_Documento di partenza_.
Per generazioni, nelle pianure del nord della Tanzania, il bestiame ha rappresentato il cuore della vita delle comunità Maasai. Quando la siccità colpisce, però, non si perdono soltanto animali: vengono messe a rischio intere economie familiari, tradizioni e prospettive future. Oggi, proprio da questa sfida, sta emergendo una storia di resistenza tutta al femminile.
In diversi villaggi delle regioni di Monduli e Longido, gruppi di donne Maasai stanno trasformando la produzione di foraggio resistente alla siccità in una nuova fonte di reddito. Quello che inizialmente era nato come un tentativo di proteggere il bestiame durante i periodi più aridi si è gradualmente evoluto in una vera attività economica capace di offrire maggiore stabilità alle famiglie.

_Materiale fornito_.
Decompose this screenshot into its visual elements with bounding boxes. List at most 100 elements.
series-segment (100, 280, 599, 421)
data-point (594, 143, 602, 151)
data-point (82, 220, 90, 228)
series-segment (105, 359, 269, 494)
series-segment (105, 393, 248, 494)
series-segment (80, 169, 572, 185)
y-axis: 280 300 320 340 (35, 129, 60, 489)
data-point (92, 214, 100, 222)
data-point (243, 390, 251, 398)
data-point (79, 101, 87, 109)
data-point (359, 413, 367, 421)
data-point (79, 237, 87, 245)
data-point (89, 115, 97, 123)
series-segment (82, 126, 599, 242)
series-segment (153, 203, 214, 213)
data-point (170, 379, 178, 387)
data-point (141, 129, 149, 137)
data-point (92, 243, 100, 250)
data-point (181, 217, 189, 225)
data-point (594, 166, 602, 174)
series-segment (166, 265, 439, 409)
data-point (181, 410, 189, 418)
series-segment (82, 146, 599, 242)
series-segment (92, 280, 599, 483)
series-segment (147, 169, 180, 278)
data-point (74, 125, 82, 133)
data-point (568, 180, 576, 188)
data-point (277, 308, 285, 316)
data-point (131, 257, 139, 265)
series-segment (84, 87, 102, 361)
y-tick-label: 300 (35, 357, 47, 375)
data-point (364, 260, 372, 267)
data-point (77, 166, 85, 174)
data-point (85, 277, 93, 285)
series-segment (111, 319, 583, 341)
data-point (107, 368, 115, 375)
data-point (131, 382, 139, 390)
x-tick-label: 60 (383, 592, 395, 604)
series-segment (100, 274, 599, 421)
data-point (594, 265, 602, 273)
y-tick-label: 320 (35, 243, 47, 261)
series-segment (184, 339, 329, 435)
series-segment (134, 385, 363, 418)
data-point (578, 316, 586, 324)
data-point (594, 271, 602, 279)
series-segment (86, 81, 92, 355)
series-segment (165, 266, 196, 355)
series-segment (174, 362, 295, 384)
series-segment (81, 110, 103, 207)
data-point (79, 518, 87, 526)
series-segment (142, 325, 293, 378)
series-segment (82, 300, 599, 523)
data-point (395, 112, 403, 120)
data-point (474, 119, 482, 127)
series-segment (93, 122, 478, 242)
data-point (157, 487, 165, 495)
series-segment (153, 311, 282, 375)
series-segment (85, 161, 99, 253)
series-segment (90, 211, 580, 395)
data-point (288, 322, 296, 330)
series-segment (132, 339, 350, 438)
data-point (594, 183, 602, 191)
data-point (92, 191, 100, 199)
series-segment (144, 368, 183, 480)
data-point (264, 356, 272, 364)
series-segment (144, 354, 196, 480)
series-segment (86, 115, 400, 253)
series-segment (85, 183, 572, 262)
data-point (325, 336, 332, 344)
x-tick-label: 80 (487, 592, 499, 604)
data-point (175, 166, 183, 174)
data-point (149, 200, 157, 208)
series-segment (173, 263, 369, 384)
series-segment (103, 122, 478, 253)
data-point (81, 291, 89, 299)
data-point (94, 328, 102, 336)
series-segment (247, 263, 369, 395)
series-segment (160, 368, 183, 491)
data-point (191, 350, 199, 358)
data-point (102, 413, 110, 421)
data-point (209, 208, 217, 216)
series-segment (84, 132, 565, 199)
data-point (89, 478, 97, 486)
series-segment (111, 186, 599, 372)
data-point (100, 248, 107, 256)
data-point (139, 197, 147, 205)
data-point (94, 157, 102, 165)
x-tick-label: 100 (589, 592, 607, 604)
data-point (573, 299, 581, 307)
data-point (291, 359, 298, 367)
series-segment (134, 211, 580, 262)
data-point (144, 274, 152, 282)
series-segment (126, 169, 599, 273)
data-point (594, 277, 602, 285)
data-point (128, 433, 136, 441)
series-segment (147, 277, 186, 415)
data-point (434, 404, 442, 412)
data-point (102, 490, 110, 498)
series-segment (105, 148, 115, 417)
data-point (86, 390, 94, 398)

_Consegna dell'esercizio_.
Prosegui il testo sulle donne Maasai e sul foraggio resistente alla siccità a partire dall'ultima frase riportata. Il materiale è indipendente dal documento di partenza e va considerato separatamente.

_Risultato dell'esercizio_.
Tra queste donne c’è Nesirkar Loongidong’i, madre di quattro figli, che dopo aver visto gran parte del proprio bestiame scomparire a causa della mancanza di piogge ha deciso di puntare sulla coltivazione di erbe adatte ai climi secchi. Oggi vende foraggio e semi a pastori provenienti anche da altre comunità, riuscendo cosi a garantire un sostegno economico costante alla propria famiglia.
La sua esperienza riflette un cambiamento molto più ampio che coinvolge centinaia di donne. Attraverso progetti comunitari coordinati dal Pastoral Women’s Council, organizzazione impegnata da anni nello sviluppo delle aree pastorali, sono stati creati terreni destinati alla coltivazione di specie erbacee particolarmente resistenti alle condizioni climatiche estreme. Il raccolto viene poi trasformato in balle di fieno o commercializzato sotto forma di semi destinati agli allevatori.
L’iniziativa sta di fatto producendo effetti che vanno oltre l’aspetto agricolo. In molte comunità, le donne stanno assumendo un ruolo sempre più centrale nell’economia domestica. Entrate regolari consentono di investire nell’istruzione dei figli, migliorare poi le abitazioni e affrontare con maggiore serenità le stagioni più difficili.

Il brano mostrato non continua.